[Figure collection entries]
——

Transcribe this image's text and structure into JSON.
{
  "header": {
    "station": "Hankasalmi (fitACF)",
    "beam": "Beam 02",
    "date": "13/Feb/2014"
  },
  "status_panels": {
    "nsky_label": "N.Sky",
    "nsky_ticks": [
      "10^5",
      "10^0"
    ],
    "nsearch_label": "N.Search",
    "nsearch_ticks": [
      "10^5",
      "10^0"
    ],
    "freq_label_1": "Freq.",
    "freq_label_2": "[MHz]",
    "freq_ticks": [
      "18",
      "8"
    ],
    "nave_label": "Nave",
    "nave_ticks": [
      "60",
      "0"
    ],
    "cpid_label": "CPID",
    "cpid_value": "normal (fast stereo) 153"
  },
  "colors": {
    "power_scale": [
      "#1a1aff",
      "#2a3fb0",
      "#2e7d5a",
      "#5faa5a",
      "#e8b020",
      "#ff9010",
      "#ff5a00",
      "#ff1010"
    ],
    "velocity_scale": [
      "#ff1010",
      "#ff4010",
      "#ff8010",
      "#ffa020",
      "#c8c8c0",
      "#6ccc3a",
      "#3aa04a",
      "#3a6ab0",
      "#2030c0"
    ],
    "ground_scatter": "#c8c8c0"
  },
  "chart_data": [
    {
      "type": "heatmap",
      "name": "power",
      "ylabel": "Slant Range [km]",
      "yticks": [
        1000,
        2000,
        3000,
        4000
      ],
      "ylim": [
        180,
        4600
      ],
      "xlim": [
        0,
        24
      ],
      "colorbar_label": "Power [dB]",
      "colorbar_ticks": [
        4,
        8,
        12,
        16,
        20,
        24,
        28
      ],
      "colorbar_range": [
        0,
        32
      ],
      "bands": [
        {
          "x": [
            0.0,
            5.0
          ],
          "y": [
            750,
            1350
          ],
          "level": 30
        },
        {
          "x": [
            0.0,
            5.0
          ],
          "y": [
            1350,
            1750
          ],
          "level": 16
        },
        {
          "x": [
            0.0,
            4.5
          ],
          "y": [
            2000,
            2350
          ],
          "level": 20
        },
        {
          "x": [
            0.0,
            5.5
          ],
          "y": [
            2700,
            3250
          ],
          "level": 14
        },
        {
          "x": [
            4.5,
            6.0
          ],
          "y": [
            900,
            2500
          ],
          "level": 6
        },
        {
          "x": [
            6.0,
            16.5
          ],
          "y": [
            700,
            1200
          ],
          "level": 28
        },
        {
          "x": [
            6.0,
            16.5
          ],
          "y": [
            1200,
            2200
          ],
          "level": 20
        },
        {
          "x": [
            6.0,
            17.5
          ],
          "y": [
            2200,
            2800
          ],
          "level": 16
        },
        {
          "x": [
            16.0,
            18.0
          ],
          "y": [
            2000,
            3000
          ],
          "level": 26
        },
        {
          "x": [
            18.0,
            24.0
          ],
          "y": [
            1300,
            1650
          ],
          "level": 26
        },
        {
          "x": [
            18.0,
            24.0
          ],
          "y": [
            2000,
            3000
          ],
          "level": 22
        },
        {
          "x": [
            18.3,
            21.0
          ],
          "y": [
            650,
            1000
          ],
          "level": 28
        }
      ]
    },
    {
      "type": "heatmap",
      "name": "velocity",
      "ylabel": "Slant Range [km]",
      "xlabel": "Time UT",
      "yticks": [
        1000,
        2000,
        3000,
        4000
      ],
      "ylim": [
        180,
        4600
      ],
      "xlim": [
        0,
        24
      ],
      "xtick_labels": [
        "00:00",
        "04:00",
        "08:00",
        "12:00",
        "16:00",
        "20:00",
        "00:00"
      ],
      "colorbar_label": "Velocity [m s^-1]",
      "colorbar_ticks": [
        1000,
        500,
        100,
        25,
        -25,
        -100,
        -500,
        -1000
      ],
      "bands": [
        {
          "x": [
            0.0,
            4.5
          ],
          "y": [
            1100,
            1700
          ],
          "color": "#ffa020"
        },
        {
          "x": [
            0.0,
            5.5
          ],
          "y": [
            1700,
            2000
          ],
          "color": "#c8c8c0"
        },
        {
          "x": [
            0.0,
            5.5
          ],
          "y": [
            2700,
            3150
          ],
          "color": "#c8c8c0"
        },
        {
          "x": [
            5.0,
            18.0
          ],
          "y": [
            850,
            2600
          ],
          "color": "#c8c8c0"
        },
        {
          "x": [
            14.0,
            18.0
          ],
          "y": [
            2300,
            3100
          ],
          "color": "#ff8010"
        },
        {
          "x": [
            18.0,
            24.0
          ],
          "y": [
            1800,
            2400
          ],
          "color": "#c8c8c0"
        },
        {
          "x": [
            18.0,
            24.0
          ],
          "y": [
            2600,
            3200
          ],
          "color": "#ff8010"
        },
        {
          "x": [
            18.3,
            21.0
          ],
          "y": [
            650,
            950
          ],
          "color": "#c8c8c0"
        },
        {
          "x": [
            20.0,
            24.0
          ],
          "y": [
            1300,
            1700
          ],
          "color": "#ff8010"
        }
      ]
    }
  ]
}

——

*YOUR GOAL*
Make an exact copy of all the data.

*SOLUTION FOR THIS EXERCISE*
Transcribe this image's text and structure into JSON.
{
  "header": {
    "station": "Hankasalmi (fitACF)",
    "beam": "Beam 02",
    "date": "13/Feb/2014"
  },
  "status_panels": {
    "nsky_label": "N.Sky",
    "nsky_ticks": [
      "10^5",
      "10^0"
    ],
    "nsearch_label": "N.Search",
    "nsearch_ticks": [
      "10^5",
      "10^0"
    ],
    "freq_label_1": "Freq.",
    "freq_label_2": "[MHz]",
    "freq_ticks": [
      "18",
      "8"
    ],
    "nave_label": "Nave",
    "nave_ticks": [
      "60",
      "0"
    ],
    "cpid_label": "CPID",
    "cpid_value": "normal (fast stereo) 153"
  },
  "colors": {
    "power_scale": [
      "#1a1aff",
      "#2a3fb0",
      "#2e7d5a",
      "#5faa5a",
      "#e8b020",
      "#ff9010",
      "#ff5a00",
      "#ff1010"
    ],
    "velocity_scale": [
      "#ff1010",
      "#ff4010",
      "#ff8010",
      "#ffa020",
      "#c8c8c0",
      "#6ccc3a",
      "#3aa04a",
      "#3a6ab0",
      "#2030c0"
    ],
    "ground_scatter": "#c8c8c0"
  },
  "chart_data": [
    {
      "type": "heatmap",
      "name": "power",
      "ylabel": "Slant Range [km]",
      "yticks": [
        1000,
        2000,
        3000,
        4000
      ],
      "ylim": [
        180,
        4600
      ],
      "xlim": [
        0,
        24
      ],
      "colorbar_label": "Power [dB]",
      "colorbar_ticks": [
        4,
        8,
        12,
        16,
        20,
        24,
        28
      ],
      "colorbar_range": [
        0,
        32
      ],
      "bands": [
        {
          "x": [
            0.0,
            5.0
          ],
          "y": [
            750,
            1350
          ],
          "level": 30
        },
        {
          "x": [
            0.0,
            5.0
          ],
          "y": [
            1350,
            1750
          ],
          "level": 16
        },
        {
          "x": [
            0.0,
            4.5
          ],
          "y": [
            2000,
            2350
          ],
          "level": 20
        },
        {
          "x": [
            0.0,
            5.5
          ],
          "y": [
            2700,
            3250
          ],
          "level": 14
        },
        {
          "x": [
            4.5,
            6.0
          ],
          "y": [
            900,
            2500
          ],
          "level": 6
        },
        {
          "x": [
            6.0,
            16.5
          ],
          "y": [
            700,
            1200
          ],
          "level": 28
        },
        {
          "x": [
            6.0,
            16.5
          ],
          "y": [
            1200,
            2200
          ],
          "level": 20
        },
        {
          "x": [
            6.0,
            17.5
          ],
          "y": [
            2200,
            2800
          ],
          "level": 16
        },
        {
          "x": [
            16.0,
            18.0
          ],
          "y": [
            2000,
            3000
          ],
          "level": 26
        },
        {
          "x": [
            18.0,
            24.0
          ],
          "y": [
            1300,
            1650
          ],
          "level": 26
        },
        {
          "x": [
            18.0,
            24.0
          ],
          "y": [
            2000,
            3000
          ],
          "level": 22
        },
        {
          "x": [
            18.3,
            21.0
          ],
          "y": [
            650,
            1000
          ],
          "level": 28
        }
      ]
    },
    {
      "type": "heatmap",
      "name": "velocity",
      "ylabel": "Slant Range [km]",
      "xlabel": "Time UT",
      "yticks": [
        1000,
        2000,
        3000,
        4000
      ],
      "ylim": [
        180,
        4600
      ],
      "xlim": [
        0,
        24
      ],
      "xtick_labels": [
        "00:00",
        "04:00",
        "08:00",
        "12:00",
        "16:00",
        "20:00",
        "00:00"
      ],
      "colorbar_label": "Velocity [m s^-1]",
      "colorbar_ticks": [
        1000,
        500,
        100,
        25,
        -25,
        -100,
        -500,
        -1000
      ],
      "bands": [
        {
          "x": [
            0.0,
            4.5
          ],
          "y": [
            1100,
            1700
          ],
          "color": "#ffa020"
        },
        {
          "x": [
            0.0,
            5.5
          ],
          "y": [
            1700,
            2000
          ],
          "color": "#c8c8c0"
        },
        {
          "x": [
            0.0,
            5.5
          ],
          "y": [
            2700,
            3150
          ],
          "color": "#c8c8c0"
        },
        {
          "x": [
            5.0,
            18.0
          ],
          "y": [
            850,
            2600
          ],
          "color": "#c8c8c0"
        },
        {
          "x": [
            14.0,
            18.0
          ],
          "y": [
            2300,
            3100
          ],
          "color": "#ff8010"
        },
        {
          "x": [
            18.0,
            24.0
          ],
          "y": [
            1800,
            2400
          ],
          "color": "#c8c8c0"
        },
        {
          "x": [
            18.0,
            24.0
          ],
          "y": [
            2600,
            3200
          ],
          "color": "#ff8010"
        },
        {
          "x": [
            18.3,
            21.0
          ],
          "y": [
            650,
            950
          ],
          "color": "#c8c8c0"
        },
        {
          "x": [
            20.0,
            24.0
          ],
          "y": [
            1300,
            1700
          ],
          "color": "#ff8010"
        }
      ]
    }
  ]
}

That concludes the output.